◆ **GIVEN EXERCISE**
Without including any pictures, write out all the entries exactly.

◆ **EXTRACTED RECORDS**

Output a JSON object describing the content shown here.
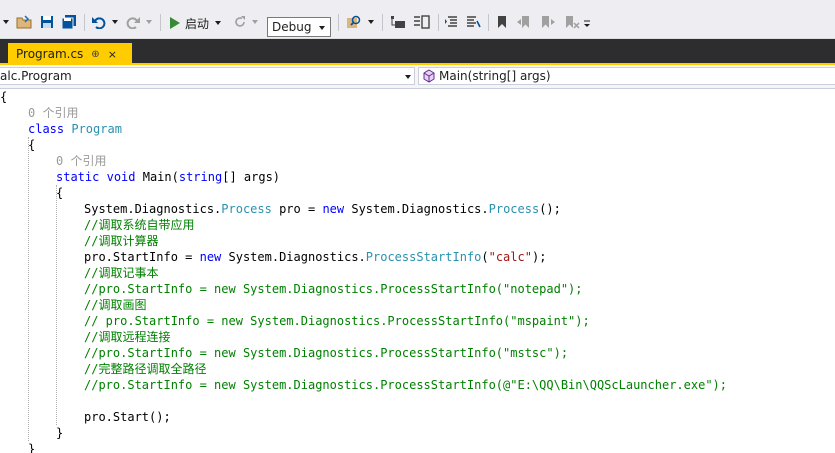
{
  "toolbar": {
    "start_label": "启动",
    "config_value": "Debug"
  },
  "tab": {
    "label": "Program.cs",
    "pin_glyph": "⊕",
    "close_glyph": "×"
  },
  "navbar": {
    "left": "alc.Program",
    "right": "Main(string[] args)"
  },
  "code": {
    "l1": "{",
    "l2_ref": "0 个引用",
    "l3_kw": "class",
    "l3_ty": "Program",
    "l4": "{",
    "l5_ref": "0 个引用",
    "l6_a": "static",
    "l6_b": "void",
    "l6_c": "Main(",
    "l6_d": "string",
    "l6_e": "[] args)",
    "l7": "{",
    "l8_a": "System.Diagnostics.",
    "l8_b": "Process",
    "l8_c": " pro = ",
    "l8_d": "new",
    "l8_e": " System.Diagnostics.",
    "l8_f": "Process",
    "l8_g": "();",
    "l9": "//调取系统自带应用",
    "l10": "//调取计算器",
    "l11_a": "pro.StartInfo = ",
    "l11_b": "new",
    "l11_c": " System.Diagnostics.",
    "l11_d": "ProcessStartInfo",
    "l11_e": "(",
    "l11_f": "\"calc\"",
    "l11_g": ");",
    "l12": "//调取记事本",
    "l13": "//pro.StartInfo = new System.Diagnostics.ProcessStartInfo(\"notepad\");",
    "l14": "//调取画图",
    "l15": "// pro.StartInfo = new System.Diagnostics.ProcessStartInfo(\"mspaint\");",
    "l16": "//调取远程连接",
    "l17": "//pro.StartInfo = new System.Diagnostics.ProcessStartInfo(\"mstsc\");",
    "l18": "//完整路径调取全路径",
    "l19": "//pro.StartInfo = new System.Diagnostics.ProcessStartInfo(@\"E:\\QQ\\Bin\\QQScLauncher.exe\");",
    "l21": "pro.Start();",
    "l22": "}",
    "l23": "}"
  }
}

◆ **SOLUTION FOR THIS PROBLEM**
Output a JSON object describing the content shown here.
{
  "toolbar": {
    "start_label": "启动",
    "config_value": "Debug"
  },
  "tab": {
    "label": "Program.cs",
    "pin_glyph": "⊕",
    "close_glyph": "×"
  },
  "navbar": {
    "left": "alc.Program",
    "right": "Main(string[] args)"
  },
  "code": {
    "l1": "{",
    "l2_ref": "0 个引用",
    "l3_kw": "class",
    "l3_ty": "Program",
    "l4": "{",
    "l5_ref": "0 个引用",
    "l6_a": "static",
    "l6_b": "void",
    "l6_c": "Main(",
    "l6_d": "string",
    "l6_e": "[] args)",
    "l7": "{",
    "l8_a": "System.Diagnostics.",
    "l8_b": "Process",
    "l8_c": " pro = ",
    "l8_d": "new",
    "l8_e": " System.Diagnostics.",
    "l8_f": "Process",
    "l8_g": "();",
    "l9": "//调取系统自带应用",
    "l10": "//调取计算器",
    "l11_a": "pro.StartInfo = ",
    "l11_b": "new",
    "l11_c": " System.Diagnostics.",
    "l11_d": "ProcessStartInfo",
    "l11_e": "(",
    "l11_f": "\"calc\"",
    "l11_g": ");",
    "l12": "//调取记事本",
    "l13": "//pro.StartInfo = new System.Diagnostics.ProcessStartInfo(\"notepad\");",
    "l14": "//调取画图",
    "l15": "// pro.StartInfo = new System.Diagnostics.ProcessStartInfo(\"mspaint\");",
    "l16": "//调取远程连接",
    "l17": "//pro.StartInfo = new System.Diagnostics.ProcessStartInfo(\"mstsc\");",
    "l18": "//完整路径调取全路径",
    "l19": "//pro.StartInfo = new System.Diagnostics.ProcessStartInfo(@\"E:\\QQ\\Bin\\QQScLauncher.exe\");",
    "l21": "pro.Start();",
    "l22": "}",
    "l23": "}"
  }
}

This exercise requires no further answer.